Set out the material below as a numbered list. Begin at the line that contains "Detect and localize", stop after the line that contains "mahjong-tile: ✿ <box>807 30 843 80</box>", and leave out blank lines and pictures.
** start of Record excerpts **
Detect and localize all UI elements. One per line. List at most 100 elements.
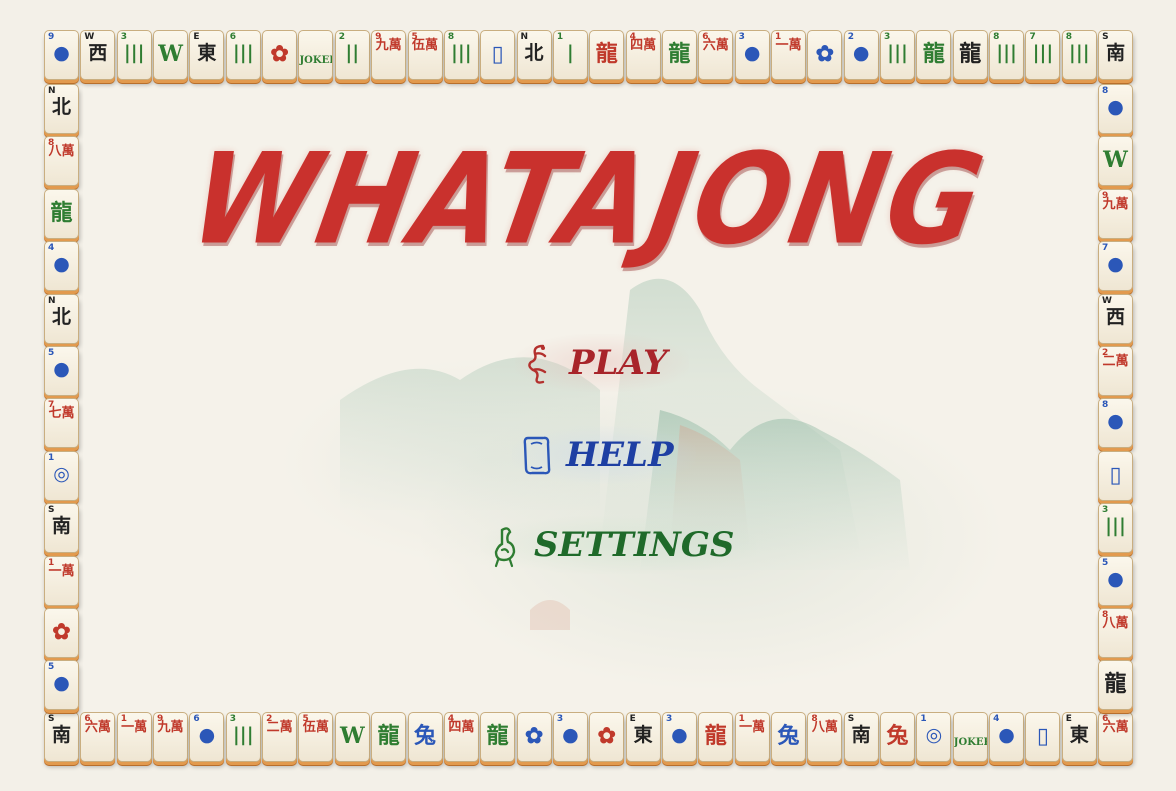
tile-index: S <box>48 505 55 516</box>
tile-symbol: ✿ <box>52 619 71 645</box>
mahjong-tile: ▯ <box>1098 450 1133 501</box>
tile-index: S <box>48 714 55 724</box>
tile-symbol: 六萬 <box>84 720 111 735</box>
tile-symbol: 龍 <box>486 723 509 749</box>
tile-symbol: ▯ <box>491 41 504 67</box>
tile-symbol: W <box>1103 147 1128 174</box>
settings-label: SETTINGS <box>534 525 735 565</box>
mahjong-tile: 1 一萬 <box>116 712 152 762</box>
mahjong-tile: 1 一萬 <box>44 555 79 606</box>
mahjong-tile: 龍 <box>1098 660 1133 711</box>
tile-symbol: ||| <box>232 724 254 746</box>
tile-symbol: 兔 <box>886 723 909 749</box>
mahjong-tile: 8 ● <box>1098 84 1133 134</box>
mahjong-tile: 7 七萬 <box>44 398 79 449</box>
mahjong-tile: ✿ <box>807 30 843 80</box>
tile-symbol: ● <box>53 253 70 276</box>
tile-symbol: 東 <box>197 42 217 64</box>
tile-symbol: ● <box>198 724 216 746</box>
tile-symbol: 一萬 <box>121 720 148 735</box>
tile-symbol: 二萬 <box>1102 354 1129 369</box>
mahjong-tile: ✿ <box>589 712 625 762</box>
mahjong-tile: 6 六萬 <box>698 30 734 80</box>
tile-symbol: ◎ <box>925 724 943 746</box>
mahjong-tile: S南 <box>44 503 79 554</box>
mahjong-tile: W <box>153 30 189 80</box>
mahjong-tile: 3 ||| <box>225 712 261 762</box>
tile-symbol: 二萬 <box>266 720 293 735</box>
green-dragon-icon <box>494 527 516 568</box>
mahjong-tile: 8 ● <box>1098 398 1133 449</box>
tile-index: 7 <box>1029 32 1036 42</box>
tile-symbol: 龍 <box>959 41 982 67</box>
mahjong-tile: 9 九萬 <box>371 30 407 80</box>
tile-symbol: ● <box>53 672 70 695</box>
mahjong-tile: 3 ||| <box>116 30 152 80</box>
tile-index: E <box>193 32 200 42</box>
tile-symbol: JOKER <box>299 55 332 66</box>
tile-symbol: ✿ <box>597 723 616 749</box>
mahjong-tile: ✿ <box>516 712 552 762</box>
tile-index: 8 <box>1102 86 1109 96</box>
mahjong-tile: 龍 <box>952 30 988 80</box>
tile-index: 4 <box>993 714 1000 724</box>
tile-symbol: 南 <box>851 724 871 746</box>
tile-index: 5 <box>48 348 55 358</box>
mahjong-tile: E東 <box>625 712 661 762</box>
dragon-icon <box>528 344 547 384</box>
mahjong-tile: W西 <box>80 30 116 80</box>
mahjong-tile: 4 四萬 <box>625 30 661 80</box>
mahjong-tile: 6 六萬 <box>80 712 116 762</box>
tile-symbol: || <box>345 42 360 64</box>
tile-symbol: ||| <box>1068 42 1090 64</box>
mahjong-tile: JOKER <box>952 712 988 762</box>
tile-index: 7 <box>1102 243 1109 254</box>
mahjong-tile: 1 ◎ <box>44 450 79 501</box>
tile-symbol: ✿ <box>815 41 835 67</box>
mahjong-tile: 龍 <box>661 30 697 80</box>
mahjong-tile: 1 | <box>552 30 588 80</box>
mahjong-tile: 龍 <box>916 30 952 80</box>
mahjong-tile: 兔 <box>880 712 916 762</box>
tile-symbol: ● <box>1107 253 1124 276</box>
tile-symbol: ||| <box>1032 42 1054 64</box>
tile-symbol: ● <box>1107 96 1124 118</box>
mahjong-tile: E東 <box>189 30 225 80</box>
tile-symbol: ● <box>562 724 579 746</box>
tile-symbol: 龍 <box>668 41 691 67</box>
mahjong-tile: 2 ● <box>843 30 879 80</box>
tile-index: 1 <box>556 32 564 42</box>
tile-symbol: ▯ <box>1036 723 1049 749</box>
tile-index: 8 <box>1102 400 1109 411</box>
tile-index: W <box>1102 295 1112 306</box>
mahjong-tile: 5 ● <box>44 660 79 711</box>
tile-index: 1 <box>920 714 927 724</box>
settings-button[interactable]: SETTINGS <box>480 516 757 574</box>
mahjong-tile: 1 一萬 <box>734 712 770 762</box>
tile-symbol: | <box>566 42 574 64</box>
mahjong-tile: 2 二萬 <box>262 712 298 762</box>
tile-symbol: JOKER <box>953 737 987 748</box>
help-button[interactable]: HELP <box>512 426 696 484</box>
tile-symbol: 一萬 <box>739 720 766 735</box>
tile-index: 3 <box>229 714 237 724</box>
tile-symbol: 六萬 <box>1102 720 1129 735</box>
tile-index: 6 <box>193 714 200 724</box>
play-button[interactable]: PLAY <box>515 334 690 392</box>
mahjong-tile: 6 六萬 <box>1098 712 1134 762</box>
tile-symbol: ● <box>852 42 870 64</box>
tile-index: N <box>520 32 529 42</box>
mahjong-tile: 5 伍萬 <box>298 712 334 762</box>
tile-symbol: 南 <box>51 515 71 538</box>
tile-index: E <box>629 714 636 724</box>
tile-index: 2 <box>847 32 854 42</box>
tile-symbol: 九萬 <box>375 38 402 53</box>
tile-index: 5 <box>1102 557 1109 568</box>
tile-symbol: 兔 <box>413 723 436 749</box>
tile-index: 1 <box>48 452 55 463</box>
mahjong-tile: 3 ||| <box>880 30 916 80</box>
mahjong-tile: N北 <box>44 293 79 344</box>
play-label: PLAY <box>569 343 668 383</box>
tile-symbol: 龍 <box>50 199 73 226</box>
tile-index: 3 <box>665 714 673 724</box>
** end of Record excerpts **
** start of Record excerpts **
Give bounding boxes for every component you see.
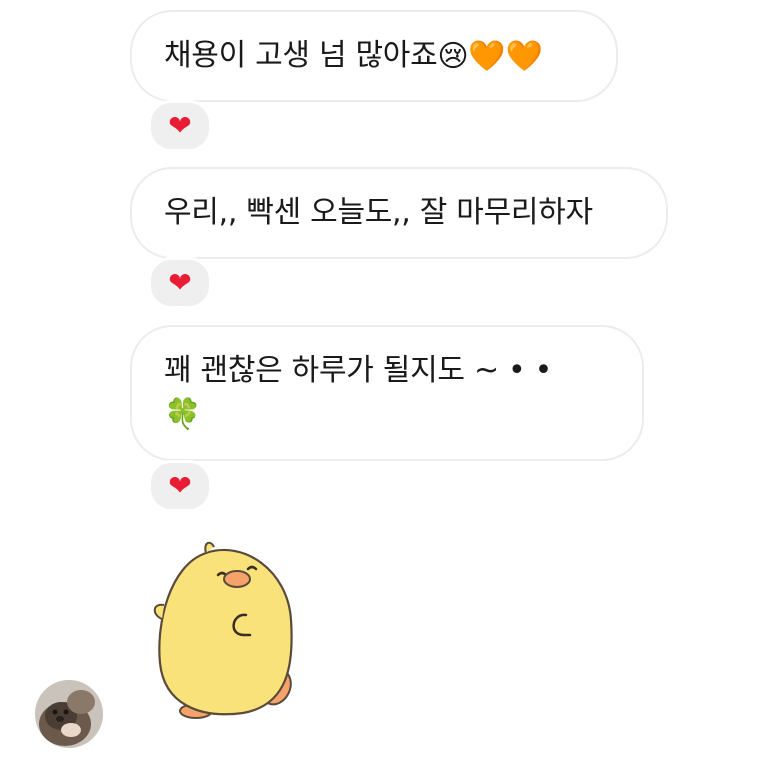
** end of Record excerpts **
** start of Record excerpts **
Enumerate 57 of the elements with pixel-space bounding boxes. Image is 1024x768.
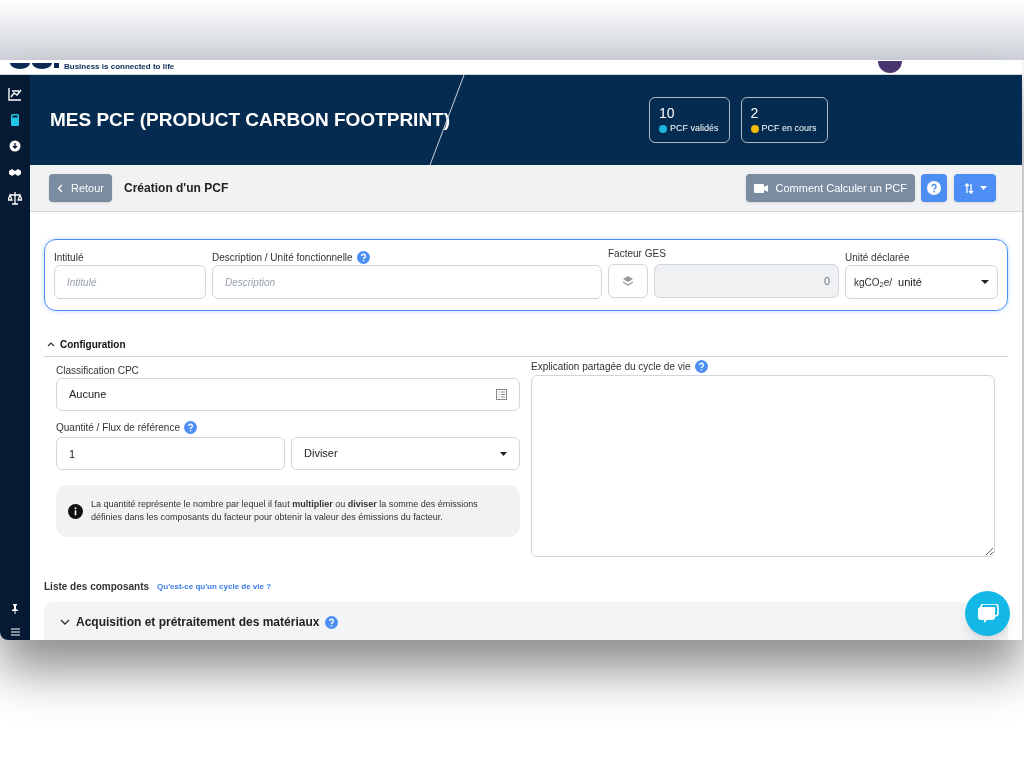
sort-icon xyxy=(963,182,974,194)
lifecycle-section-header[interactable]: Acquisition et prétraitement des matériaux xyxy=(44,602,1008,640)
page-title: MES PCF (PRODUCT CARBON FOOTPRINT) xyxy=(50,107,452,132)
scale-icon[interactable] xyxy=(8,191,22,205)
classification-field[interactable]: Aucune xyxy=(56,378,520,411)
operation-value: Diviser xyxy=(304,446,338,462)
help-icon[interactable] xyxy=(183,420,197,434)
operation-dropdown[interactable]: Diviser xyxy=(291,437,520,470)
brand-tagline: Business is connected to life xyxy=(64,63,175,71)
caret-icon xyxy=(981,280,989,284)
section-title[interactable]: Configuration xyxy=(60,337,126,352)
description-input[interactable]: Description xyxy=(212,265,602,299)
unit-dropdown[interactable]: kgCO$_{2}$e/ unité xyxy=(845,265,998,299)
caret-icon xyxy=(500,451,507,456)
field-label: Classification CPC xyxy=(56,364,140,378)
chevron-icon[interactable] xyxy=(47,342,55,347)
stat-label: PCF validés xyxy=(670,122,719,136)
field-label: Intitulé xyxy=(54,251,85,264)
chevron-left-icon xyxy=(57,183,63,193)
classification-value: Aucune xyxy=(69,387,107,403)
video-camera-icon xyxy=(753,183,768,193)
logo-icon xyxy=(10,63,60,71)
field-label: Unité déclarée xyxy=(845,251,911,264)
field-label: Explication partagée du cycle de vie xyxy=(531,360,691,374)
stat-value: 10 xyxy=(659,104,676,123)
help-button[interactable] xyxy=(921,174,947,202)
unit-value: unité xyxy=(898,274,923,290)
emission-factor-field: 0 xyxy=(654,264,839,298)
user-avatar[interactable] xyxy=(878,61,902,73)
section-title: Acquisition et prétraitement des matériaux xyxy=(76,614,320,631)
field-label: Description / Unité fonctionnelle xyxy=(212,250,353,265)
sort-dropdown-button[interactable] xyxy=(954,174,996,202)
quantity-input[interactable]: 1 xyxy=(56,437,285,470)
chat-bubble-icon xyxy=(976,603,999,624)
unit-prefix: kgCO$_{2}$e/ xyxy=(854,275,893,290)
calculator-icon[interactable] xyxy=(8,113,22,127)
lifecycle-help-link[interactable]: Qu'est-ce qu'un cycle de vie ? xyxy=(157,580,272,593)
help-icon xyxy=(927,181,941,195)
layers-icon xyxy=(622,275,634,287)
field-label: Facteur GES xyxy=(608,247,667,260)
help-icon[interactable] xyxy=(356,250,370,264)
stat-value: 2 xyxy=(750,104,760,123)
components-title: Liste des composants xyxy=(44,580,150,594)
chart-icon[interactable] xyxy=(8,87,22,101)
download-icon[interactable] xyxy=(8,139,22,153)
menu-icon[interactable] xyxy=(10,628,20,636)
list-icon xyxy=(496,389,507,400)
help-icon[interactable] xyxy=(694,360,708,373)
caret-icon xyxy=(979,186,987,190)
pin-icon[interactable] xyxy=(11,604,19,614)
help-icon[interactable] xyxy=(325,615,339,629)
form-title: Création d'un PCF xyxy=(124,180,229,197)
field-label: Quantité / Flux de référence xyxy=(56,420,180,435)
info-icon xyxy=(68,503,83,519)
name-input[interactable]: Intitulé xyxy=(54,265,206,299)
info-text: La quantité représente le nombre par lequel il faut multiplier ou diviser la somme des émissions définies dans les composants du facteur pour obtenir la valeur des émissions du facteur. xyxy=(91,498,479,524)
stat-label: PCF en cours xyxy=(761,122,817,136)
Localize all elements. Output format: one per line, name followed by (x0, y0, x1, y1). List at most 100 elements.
** end of Record excerpts **
*Exercise response*:
1. Detect and localize all UI elements. One per line. List at most 100 elements.
2. tile-index: S <box>48 505 55 516</box>
3. tile-symbol: ✿ <box>52 619 71 645</box>
4. mahjong-tile: ▯ <box>1098 450 1133 501</box>
5. tile-index: S <box>48 714 55 724</box>
6. tile-symbol: 六萬 <box>84 720 111 735</box>
7. tile-symbol: 龍 <box>486 723 509 749</box>
8. tile-symbol: ▯ <box>491 41 504 67</box>
9. tile-symbol: W <box>1103 147 1128 174</box>
10. settings-label: SETTINGS <box>534 525 735 565</box>
11. mahjong-tile: 1 一萬 <box>116 712 152 762</box>
12. mahjong-tile: 1 一萬 <box>44 555 79 606</box>
13. mahjong-tile: 龍 <box>1098 660 1133 711</box>
14. tile-symbol: ||| <box>232 724 254 746</box>
15. tile-symbol: 兔 <box>886 723 909 749</box>
16. mahjong-tile: 8 ● <box>1098 84 1133 134</box>
17. mahjong-tile: 7 七萬 <box>44 398 79 449</box>
18. mahjong-tile: ✿ <box>807 30 843 80</box>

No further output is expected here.